**SHORT TASK**
In the listing below, pick out lines with "Blocked".

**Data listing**
=====

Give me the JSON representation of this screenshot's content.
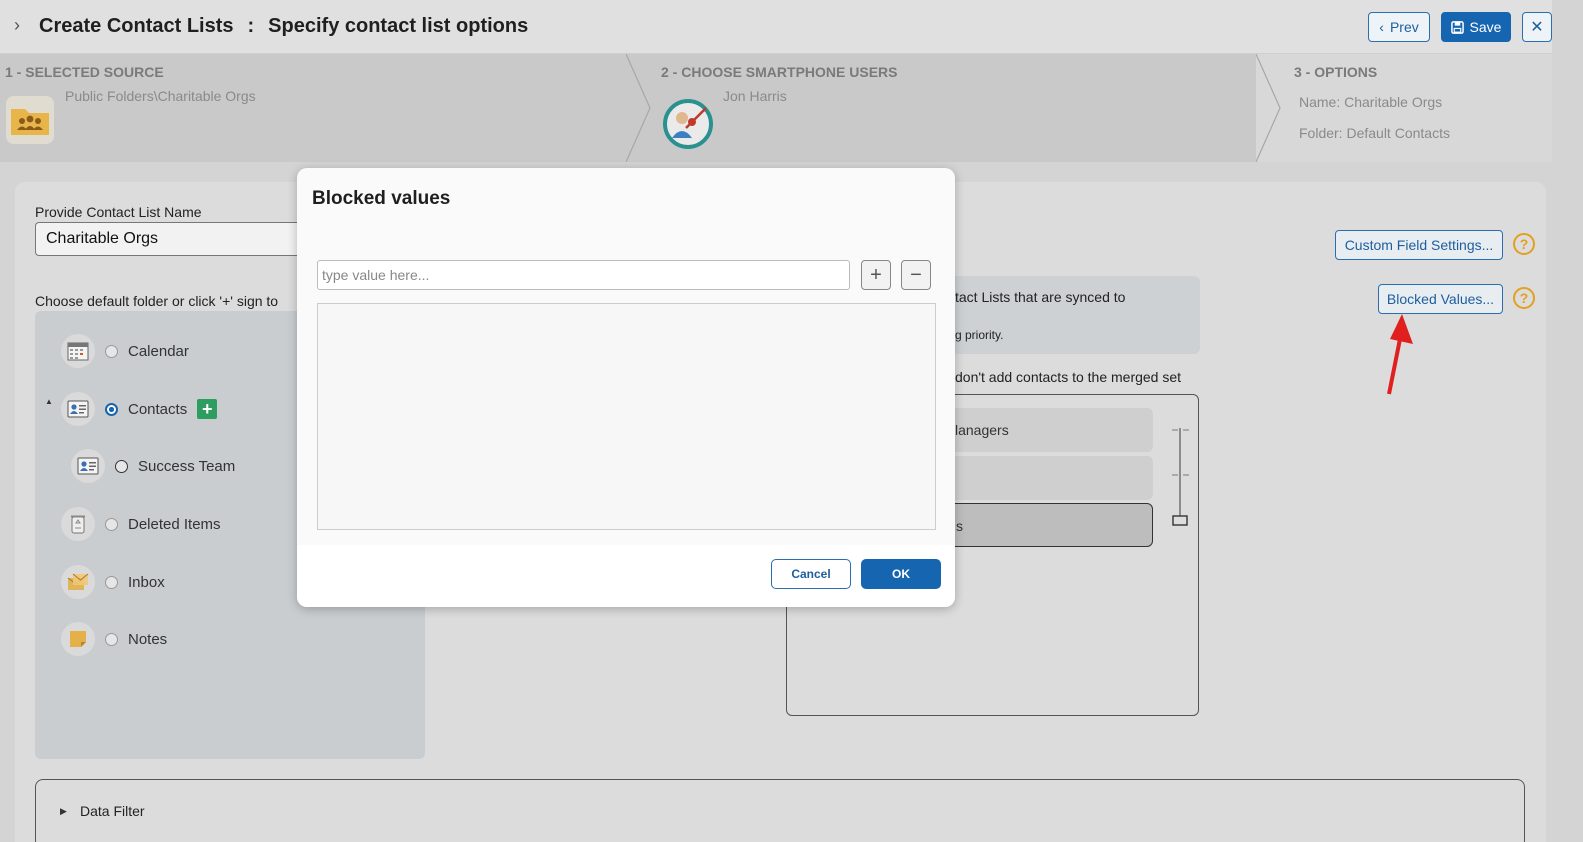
{
  "header": {
    "title": "Create Contact Lists",
    "separator": ":",
    "subtitle": "Specify contact list options",
    "prev_label": "Prev",
    "save_label": "Save"
  },
  "steps": [
    {
      "label": "1 - SELECTED SOURCE",
      "lines": [
        "Public Folders\\Charitable Orgs"
      ]
    },
    {
      "label": "2 - CHOOSE SMARTPHONE USERS",
      "lines": [
        "Jon Harris"
      ]
    },
    {
      "label": "3 - OPTIONS",
      "lines": [
        "Name: Charitable Orgs",
        "Folder: Default Contacts"
      ]
    }
  ],
  "form": {
    "name_label": "Provide Contact List Name",
    "name_value": "Charitable Orgs",
    "folder_label": "Choose default folder or click '+' sign to"
  },
  "folders": [
    {
      "label": "Calendar",
      "icon": "calendar-icon"
    },
    {
      "label": "Contacts",
      "icon": "contact-card-icon",
      "selected": true
    },
    {
      "label": "Success Team",
      "icon": "contact-card-icon"
    },
    {
      "label": "Deleted Items",
      "icon": "trash-icon"
    },
    {
      "label": "Inbox",
      "icon": "inbox-icon"
    },
    {
      "label": "Notes",
      "icon": "note-icon"
    }
  ],
  "right": {
    "custom_fields_label": "Custom Field Settings...",
    "blocked_values_label": "Blocked Values...",
    "help_glyph": "?",
    "info_text_1": "tact Lists that are synced to",
    "info_text_2": "g priority.",
    "merge_text": "don't add contacts to the merged set",
    "merge_items": [
      "lanagers",
      "",
      "s"
    ]
  },
  "data_filter_label": "Data Filter",
  "modal": {
    "title": "Blocked values",
    "input_placeholder": "type value here...",
    "input_value": "",
    "add_glyph": "+",
    "remove_glyph": "−",
    "cancel_label": "Cancel",
    "ok_label": "OK"
  },
  "colors": {
    "accent": "#1565b0",
    "help": "#e3a020",
    "add_green": "#2e9e60",
    "annotation_arrow": "#e0201e"
  }
}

=====

**OUTPUT BELOW**
    "blocked_values_label": "Blocked Values...",
    "title": "Blocked values",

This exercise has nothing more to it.